Aim :: Will you output all of the data below exactly, omitting the images?

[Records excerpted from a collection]
■ ■ ■

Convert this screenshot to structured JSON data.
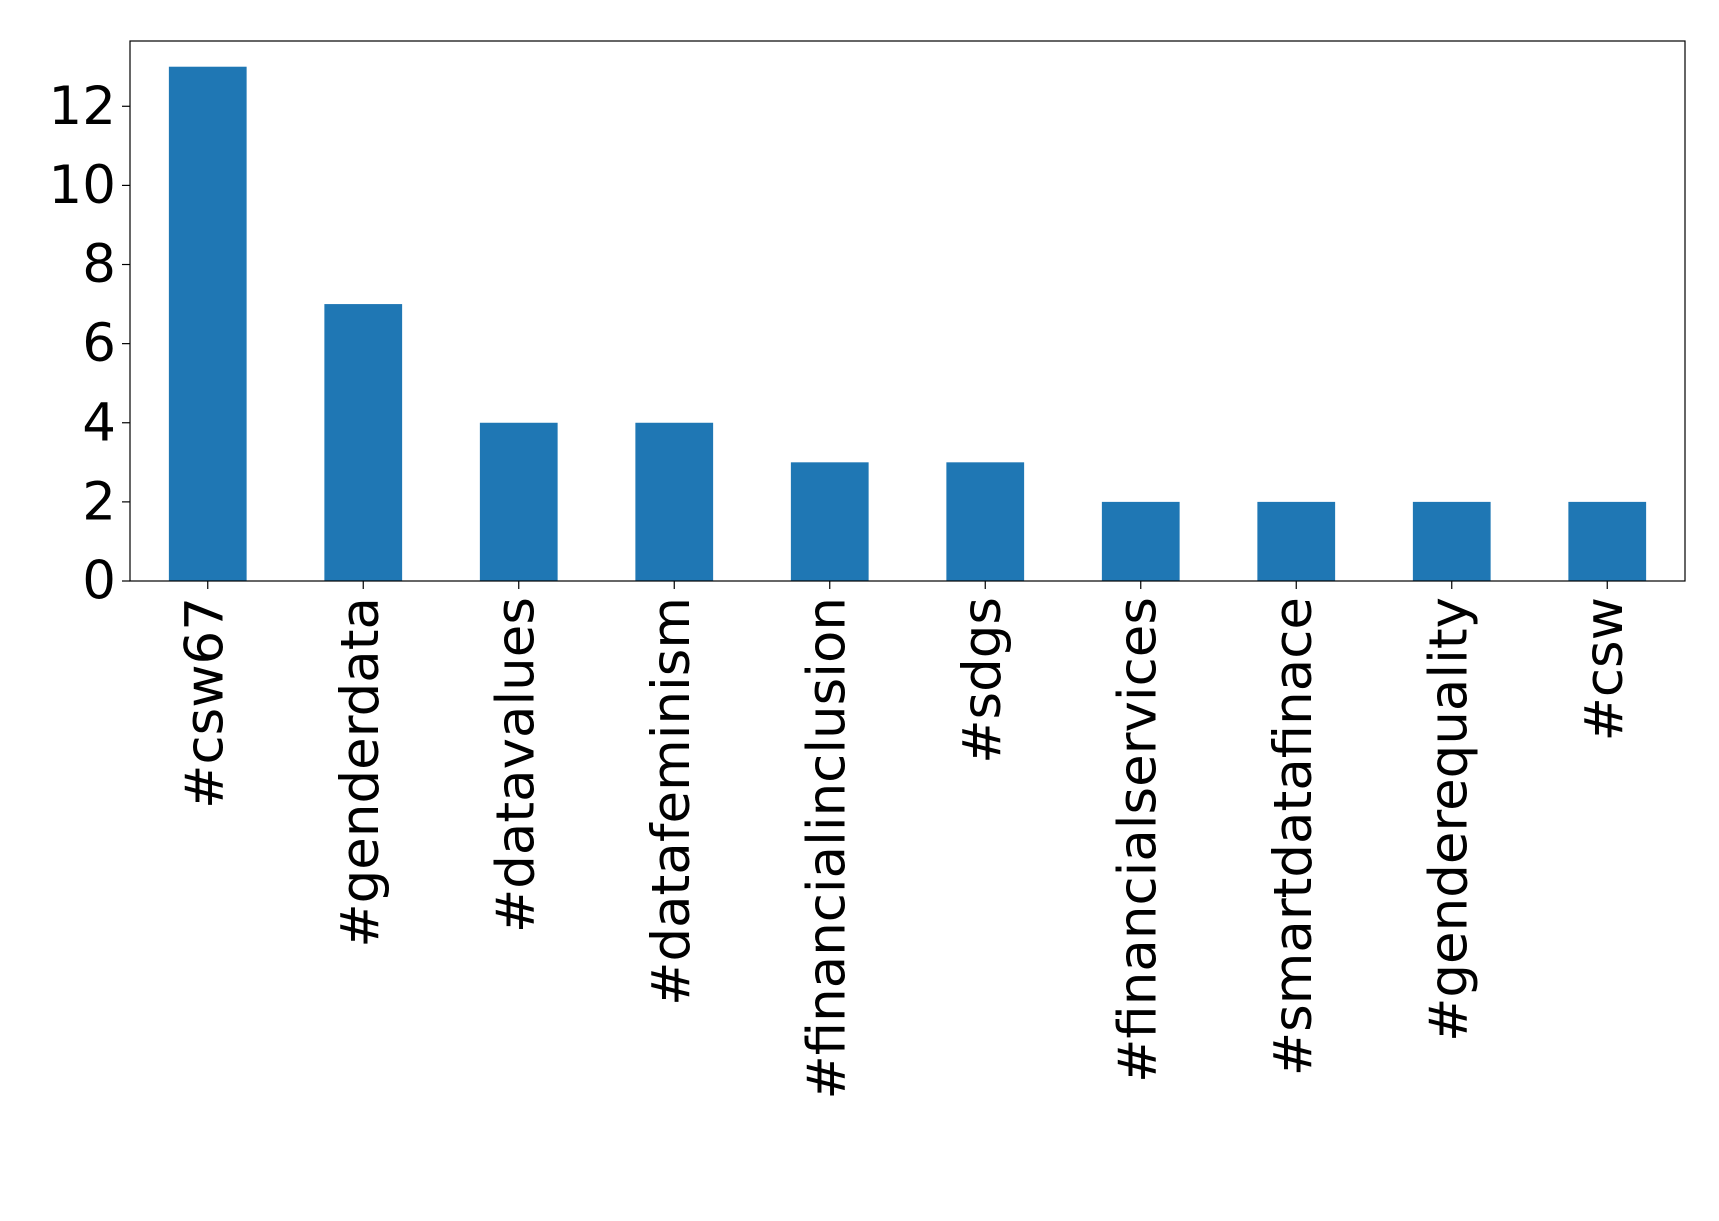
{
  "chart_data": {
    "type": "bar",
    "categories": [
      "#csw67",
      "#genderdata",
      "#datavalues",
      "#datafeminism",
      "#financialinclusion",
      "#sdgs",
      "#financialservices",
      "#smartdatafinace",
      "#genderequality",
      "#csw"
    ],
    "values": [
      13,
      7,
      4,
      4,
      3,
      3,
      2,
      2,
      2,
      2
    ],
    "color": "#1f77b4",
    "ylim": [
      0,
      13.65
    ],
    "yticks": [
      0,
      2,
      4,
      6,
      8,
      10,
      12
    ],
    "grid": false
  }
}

■ ■ ■

Response to the task ::
Convert this screenshot to structured JSON data.
{
  "chart_data": {
    "type": "bar",
    "categories": [
      "#csw67",
      "#genderdata",
      "#datavalues",
      "#datafeminism",
      "#financialinclusion",
      "#sdgs",
      "#financialservices",
      "#smartdatafinace",
      "#genderequality",
      "#csw"
    ],
    "values": [
      13,
      7,
      4,
      4,
      3,
      3,
      2,
      2,
      2,
      2
    ],
    "color": "#1f77b4",
    "ylim": [
      0,
      13.65
    ],
    "yticks": [
      0,
      2,
      4,
      6,
      8,
      10,
      12
    ],
    "grid": false
  }
}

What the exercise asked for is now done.